Would it be possible to write out each entry below exactly, without the pictures?

--- begin Stored rows ---

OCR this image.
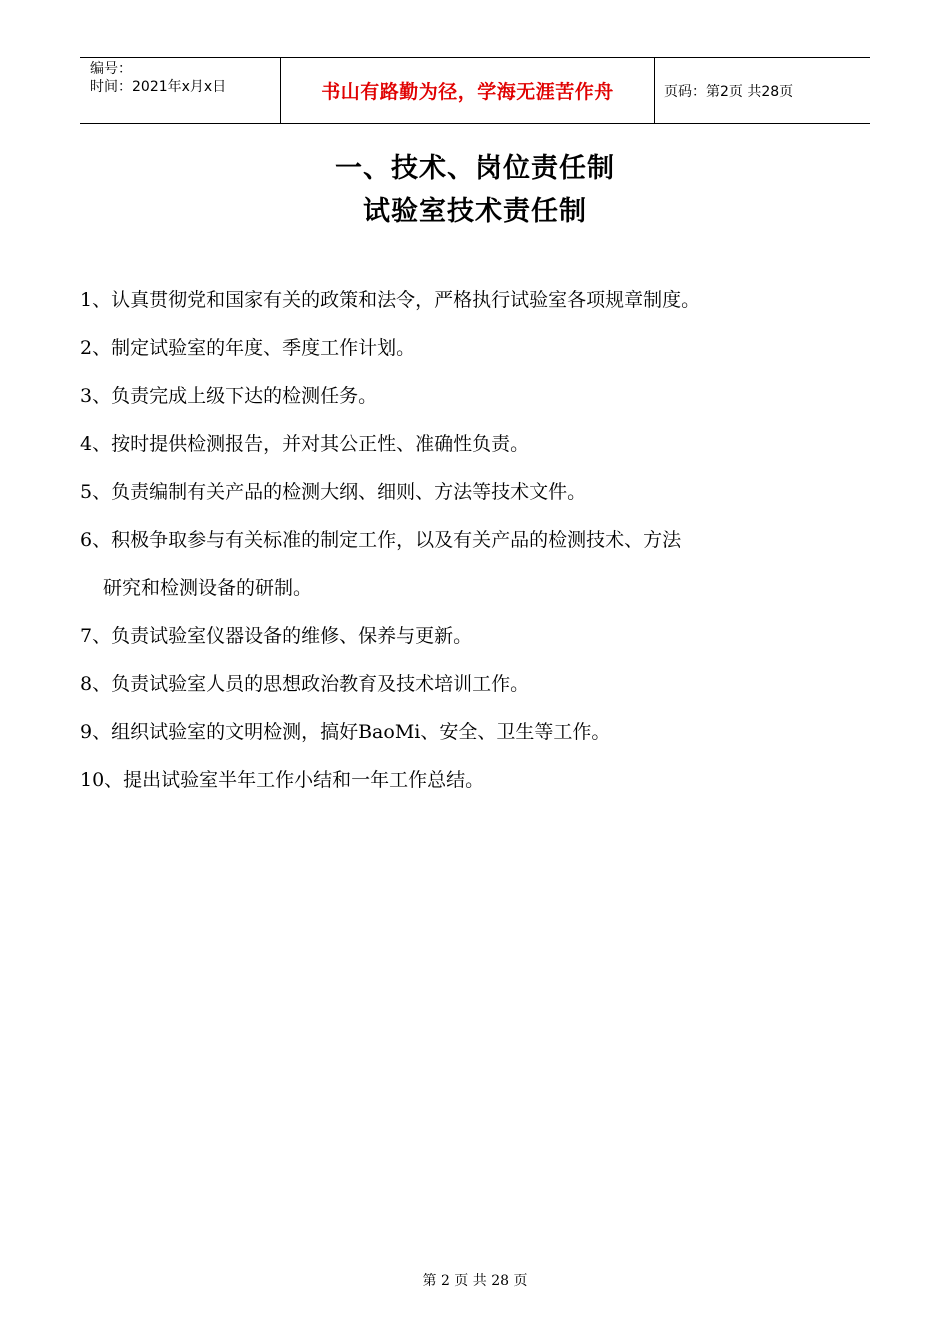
编号：
时间：2021年x月x日	书山有路勤为径，学海无涯苦作舟	页码：第2页 共28页
一、技术、岗位责任制
试验室技术责任制
1、认真贯彻党和国家有关的政策和法令，严格执行试验室各项规章制度。
2、制定试验室的年度、季度工作计划。
3、负责完成上级下达的检测任务。
4、按时提供检测报告，并对其公正性、准确性负责。
5、负责编制有关产品的检测大纲、细则、方法等技术文件。
6、积极争取参与有关标准的制定工作，以及有关产品的检测技术、方法
研究和检测设备的研制。
7、负责试验室仪器设备的维修、保养与更新。
8、负责试验室人员的思想政治教育及技术培训工作。
9、组织试验室的文明检测，搞好BaoMi、安全、卫生等工作。
10、提出试验室半年工作小结和一年工作总结。
第 2 页 共 28 页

--- end Stored rows ---

| Finished task |
OCR this image.
编号：
时间：2021年x月x日	书山有路勤为径，学海无涯苦作舟	页码：第2页 共28页
一、技术、岗位责任制
试验室技术责任制
1、认真贯彻党和国家有关的政策和法令，严格执行试验室各项规章制度。
2、制定试验室的年度、季度工作计划。
3、负责完成上级下达的检测任务。
4、按时提供检测报告，并对其公正性、准确性负责。
5、负责编制有关产品的检测大纲、细则、方法等技术文件。
6、积极争取参与有关标准的制定工作，以及有关产品的检测技术、方法
研究和检测设备的研制。
7、负责试验室仪器设备的维修、保养与更新。
8、负责试验室人员的思想政治教育及技术培训工作。
9、组织试验室的文明检测，搞好BaoMi、安全、卫生等工作。
10、提出试验室半年工作小结和一年工作总结。
第 2 页 共 28 页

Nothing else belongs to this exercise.